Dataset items

________

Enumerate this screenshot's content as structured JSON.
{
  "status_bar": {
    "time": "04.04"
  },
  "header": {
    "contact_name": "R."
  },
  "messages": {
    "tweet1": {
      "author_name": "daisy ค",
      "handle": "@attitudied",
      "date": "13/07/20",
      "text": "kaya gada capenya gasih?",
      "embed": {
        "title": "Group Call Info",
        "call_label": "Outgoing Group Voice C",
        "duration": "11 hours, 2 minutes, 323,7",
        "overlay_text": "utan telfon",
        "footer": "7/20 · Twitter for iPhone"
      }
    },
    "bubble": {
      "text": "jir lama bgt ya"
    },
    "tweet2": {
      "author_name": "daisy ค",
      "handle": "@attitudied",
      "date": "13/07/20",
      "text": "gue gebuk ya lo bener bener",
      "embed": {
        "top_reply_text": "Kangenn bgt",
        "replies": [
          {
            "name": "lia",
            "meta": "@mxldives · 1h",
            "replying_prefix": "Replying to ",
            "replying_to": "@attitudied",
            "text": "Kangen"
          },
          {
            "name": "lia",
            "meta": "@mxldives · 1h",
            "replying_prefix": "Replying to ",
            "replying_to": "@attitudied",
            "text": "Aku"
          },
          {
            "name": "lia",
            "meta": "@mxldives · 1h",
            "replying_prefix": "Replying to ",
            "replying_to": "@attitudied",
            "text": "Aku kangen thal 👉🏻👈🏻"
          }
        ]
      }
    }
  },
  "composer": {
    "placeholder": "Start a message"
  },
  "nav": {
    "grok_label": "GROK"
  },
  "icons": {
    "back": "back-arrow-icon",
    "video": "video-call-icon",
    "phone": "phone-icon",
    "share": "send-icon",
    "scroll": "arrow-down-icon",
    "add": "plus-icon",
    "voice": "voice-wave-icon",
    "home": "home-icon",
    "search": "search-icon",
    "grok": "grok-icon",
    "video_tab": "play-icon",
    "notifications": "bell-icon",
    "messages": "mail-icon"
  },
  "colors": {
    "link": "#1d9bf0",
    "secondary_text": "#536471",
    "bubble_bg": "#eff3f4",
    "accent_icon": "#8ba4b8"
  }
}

________

What you have to do: Give solely the number of lines in the data that contain the string "arrow".

Exercise answer: 2